### Job
Write out all the material exactly. Leave nothing out.

— begin —

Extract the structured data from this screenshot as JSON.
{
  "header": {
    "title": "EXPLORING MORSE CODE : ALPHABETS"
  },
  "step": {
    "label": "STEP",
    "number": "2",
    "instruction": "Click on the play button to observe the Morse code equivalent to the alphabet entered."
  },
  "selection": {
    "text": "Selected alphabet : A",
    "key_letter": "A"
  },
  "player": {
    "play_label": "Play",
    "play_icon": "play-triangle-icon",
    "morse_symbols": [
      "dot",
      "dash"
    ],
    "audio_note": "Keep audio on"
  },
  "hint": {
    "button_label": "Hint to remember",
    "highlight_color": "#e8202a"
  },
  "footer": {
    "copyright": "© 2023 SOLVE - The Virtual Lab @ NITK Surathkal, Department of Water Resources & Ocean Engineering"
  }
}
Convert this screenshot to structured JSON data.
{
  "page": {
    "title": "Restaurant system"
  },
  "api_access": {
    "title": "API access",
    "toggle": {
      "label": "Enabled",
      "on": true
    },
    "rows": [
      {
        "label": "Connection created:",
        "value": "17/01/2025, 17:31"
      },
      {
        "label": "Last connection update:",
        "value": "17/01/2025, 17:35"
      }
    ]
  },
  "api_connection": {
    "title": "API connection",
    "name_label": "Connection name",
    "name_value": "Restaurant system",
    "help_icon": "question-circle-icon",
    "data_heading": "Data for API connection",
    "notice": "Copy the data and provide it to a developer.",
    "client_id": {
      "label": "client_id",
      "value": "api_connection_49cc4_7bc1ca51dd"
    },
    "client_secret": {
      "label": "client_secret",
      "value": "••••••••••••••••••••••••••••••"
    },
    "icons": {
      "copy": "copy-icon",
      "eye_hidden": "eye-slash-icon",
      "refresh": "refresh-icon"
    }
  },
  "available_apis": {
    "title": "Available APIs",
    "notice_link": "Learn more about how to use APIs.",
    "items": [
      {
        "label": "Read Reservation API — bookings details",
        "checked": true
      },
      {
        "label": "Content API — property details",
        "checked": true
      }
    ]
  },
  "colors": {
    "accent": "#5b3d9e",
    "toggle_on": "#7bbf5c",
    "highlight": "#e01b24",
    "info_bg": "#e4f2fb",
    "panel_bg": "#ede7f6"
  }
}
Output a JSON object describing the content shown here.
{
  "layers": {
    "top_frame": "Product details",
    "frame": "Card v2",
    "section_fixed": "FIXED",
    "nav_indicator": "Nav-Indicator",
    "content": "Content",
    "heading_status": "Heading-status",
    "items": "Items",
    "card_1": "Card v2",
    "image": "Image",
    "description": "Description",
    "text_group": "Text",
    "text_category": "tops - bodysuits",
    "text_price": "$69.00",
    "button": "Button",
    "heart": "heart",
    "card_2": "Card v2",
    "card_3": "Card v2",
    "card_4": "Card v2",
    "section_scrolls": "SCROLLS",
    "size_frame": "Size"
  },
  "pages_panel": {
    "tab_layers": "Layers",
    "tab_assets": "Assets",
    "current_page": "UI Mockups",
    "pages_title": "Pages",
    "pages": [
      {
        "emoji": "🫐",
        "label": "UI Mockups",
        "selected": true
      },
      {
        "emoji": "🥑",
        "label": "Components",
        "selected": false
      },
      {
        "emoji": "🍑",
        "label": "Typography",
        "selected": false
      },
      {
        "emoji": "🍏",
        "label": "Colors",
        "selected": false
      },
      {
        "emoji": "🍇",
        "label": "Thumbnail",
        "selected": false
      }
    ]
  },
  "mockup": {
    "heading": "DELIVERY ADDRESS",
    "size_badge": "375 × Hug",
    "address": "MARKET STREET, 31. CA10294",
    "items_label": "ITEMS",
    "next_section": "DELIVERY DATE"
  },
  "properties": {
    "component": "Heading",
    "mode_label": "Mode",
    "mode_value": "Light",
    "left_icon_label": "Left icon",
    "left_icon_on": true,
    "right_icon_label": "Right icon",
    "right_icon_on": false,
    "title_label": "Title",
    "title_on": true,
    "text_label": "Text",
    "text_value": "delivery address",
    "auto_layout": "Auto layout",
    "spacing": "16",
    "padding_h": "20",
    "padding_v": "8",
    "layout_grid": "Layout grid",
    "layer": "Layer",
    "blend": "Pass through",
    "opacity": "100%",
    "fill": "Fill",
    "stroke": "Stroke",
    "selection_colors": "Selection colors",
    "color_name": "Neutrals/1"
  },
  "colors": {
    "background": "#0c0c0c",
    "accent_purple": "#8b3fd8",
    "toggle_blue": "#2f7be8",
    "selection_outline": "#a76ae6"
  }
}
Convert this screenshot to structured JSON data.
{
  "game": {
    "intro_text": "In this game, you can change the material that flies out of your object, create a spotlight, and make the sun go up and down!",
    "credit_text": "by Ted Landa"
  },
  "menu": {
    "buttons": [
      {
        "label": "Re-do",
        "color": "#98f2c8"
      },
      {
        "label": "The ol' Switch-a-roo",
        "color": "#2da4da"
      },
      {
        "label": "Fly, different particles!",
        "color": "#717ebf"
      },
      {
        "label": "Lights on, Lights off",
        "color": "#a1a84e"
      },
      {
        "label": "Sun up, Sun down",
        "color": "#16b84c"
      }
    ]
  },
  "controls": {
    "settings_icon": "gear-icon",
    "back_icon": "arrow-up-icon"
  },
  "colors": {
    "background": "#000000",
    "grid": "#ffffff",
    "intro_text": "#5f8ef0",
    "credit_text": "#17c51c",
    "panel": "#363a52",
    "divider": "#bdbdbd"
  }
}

— end —

### Response
Extract the structured data from this screenshot as JSON.
{
  "header": {
    "title": "EXPLORING MORSE CODE : ALPHABETS"
  },
  "step": {
    "label": "STEP",
    "number": "2",
    "instruction": "Click on the play button to observe the Morse code equivalent to the alphabet entered."
  },
  "selection": {
    "text": "Selected alphabet : A",
    "key_letter": "A"
  },
  "player": {
    "play_label": "Play",
    "play_icon": "play-triangle-icon",
    "morse_symbols": [
      "dot",
      "dash"
    ],
    "audio_note": "Keep audio on"
  },
  "hint": {
    "button_label": "Hint to remember",
    "highlight_color": "#e8202a"
  },
  "footer": {
    "copyright": "© 2023 SOLVE - The Virtual Lab @ NITK Surathkal, Department of Water Resources & Ocean Engineering"
  }
}
Convert this screenshot to structured JSON data.
{
  "page": {
    "title": "Restaurant system"
  },
  "api_access": {
    "title": "API access",
    "toggle": {
      "label": "Enabled",
      "on": true
    },
    "rows": [
      {
        "label": "Connection created:",
        "value": "17/01/2025, 17:31"
      },
      {
        "label": "Last connection update:",
        "value": "17/01/2025, 17:35"
      }
    ]
  },
  "api_connection": {
    "title": "API connection",
    "name_label": "Connection name",
    "name_value": "Restaurant system",
    "help_icon": "question-circle-icon",
    "data_heading": "Data for API connection",
    "notice": "Copy the data and provide it to a developer.",
    "client_id": {
      "label": "client_id",
      "value": "api_connection_49cc4_7bc1ca51dd"
    },
    "client_secret": {
      "label": "client_secret",
      "value": "••••••••••••••••••••••••••••••"
    },
    "icons": {
      "copy": "copy-icon",
      "eye_hidden": "eye-slash-icon",
      "refresh": "refresh-icon"
    }
  },
  "available_apis": {
    "title": "Available APIs",
    "notice_link": "Learn more about how to use APIs.",
    "items": [
      {
        "label": "Read Reservation API — bookings details",
        "checked": true
      },
      {
        "label": "Content API — property details",
        "checked": true
      }
    ]
  },
  "colors": {
    "accent": "#5b3d9e",
    "toggle_on": "#7bbf5c",
    "highlight": "#e01b24",
    "info_bg": "#e4f2fb",
    "panel_bg": "#ede7f6"
  }
}
Output a JSON object describing the content shown here.
{
  "layers": {
    "top_frame": "Product details",
    "frame": "Card v2",
    "section_fixed": "FIXED",
    "nav_indicator": "Nav-Indicator",
    "content": "Content",
    "heading_status": "Heading-status",
    "items": "Items",
    "card_1": "Card v2",
    "image": "Image",
    "description": "Description",
    "text_group": "Text",
    "text_category": "tops - bodysuits",
    "text_price": "$69.00",
    "button": "Button",
    "heart": "heart",
    "card_2": "Card v2",
    "card_3": "Card v2",
    "card_4": "Card v2",
    "section_scrolls": "SCROLLS",
    "size_frame": "Size"
  },
  "pages_panel": {
    "tab_layers": "Layers",
    "tab_assets": "Assets",
    "current_page": "UI Mockups",
    "pages_title": "Pages",
    "pages": [
      {
        "emoji": "🫐",
        "label": "UI Mockups",
        "selected": true
      },
      {
        "emoji": "🥑",
        "label": "Components",
        "selected": false
      },
      {
        "emoji": "🍑",
        "label": "Typography",
        "selected": false
      },
      {
        "emoji": "🍏",
        "label": "Colors",
        "selected": false
      },
      {
        "emoji": "🍇",
        "label": "Thumbnail",
        "selected": false
      }
    ]
  },
  "mockup": {
    "heading": "DELIVERY ADDRESS",
    "size_badge": "375 × Hug",
    "address": "MARKET STREET, 31. CA10294",
    "items_label": "ITEMS",
    "next_section": "DELIVERY DATE"
  },
  "properties": {
    "component": "Heading",
    "mode_label": "Mode",
    "mode_value": "Light",
    "left_icon_label": "Left icon",
    "left_icon_on": true,
    "right_icon_label": "Right icon",
    "right_icon_on": false,
    "title_label": "Title",
    "title_on": true,
    "text_label": "Text",
    "text_value": "delivery address",
    "auto_layout": "Auto layout",
    "spacing": "16",
    "padding_h": "20",
    "padding_v": "8",
    "layout_grid": "Layout grid",
    "layer": "Layer",
    "blend": "Pass through",
    "opacity": "100%",
    "fill": "Fill",
    "stroke": "Stroke",
    "selection_colors": "Selection colors",
    "color_name": "Neutrals/1"
  },
  "colors": {
    "background": "#0c0c0c",
    "accent_purple": "#8b3fd8",
    "toggle_blue": "#2f7be8",
    "selection_outline": "#a76ae6"
  }
}
Convert this screenshot to structured JSON data.
{
  "game": {
    "intro_text": "In this game, you can change the material that flies out of your object, create a spotlight, and make the sun go up and down!",
    "credit_text": "by Ted Landa"
  },
  "menu": {
    "buttons": [
      {
        "label": "Re-do",
        "color": "#98f2c8"
      },
      {
        "label": "The ol' Switch-a-roo",
        "color": "#2da4da"
      },
      {
        "label": "Fly, different particles!",
        "color": "#717ebf"
      },
      {
        "label": "Lights on, Lights off",
        "color": "#a1a84e"
      },
      {
        "label": "Sun up, Sun down",
        "color": "#16b84c"
      }
    ]
  },
  "controls": {
    "settings_icon": "gear-icon",
    "back_icon": "arrow-up-icon"
  },
  "colors": {
    "background": "#000000",
    "grid": "#ffffff",
    "intro_text": "#5f8ef0",
    "credit_text": "#17c51c",
    "panel": "#363a52",
    "divider": "#bdbdbd"
  }
}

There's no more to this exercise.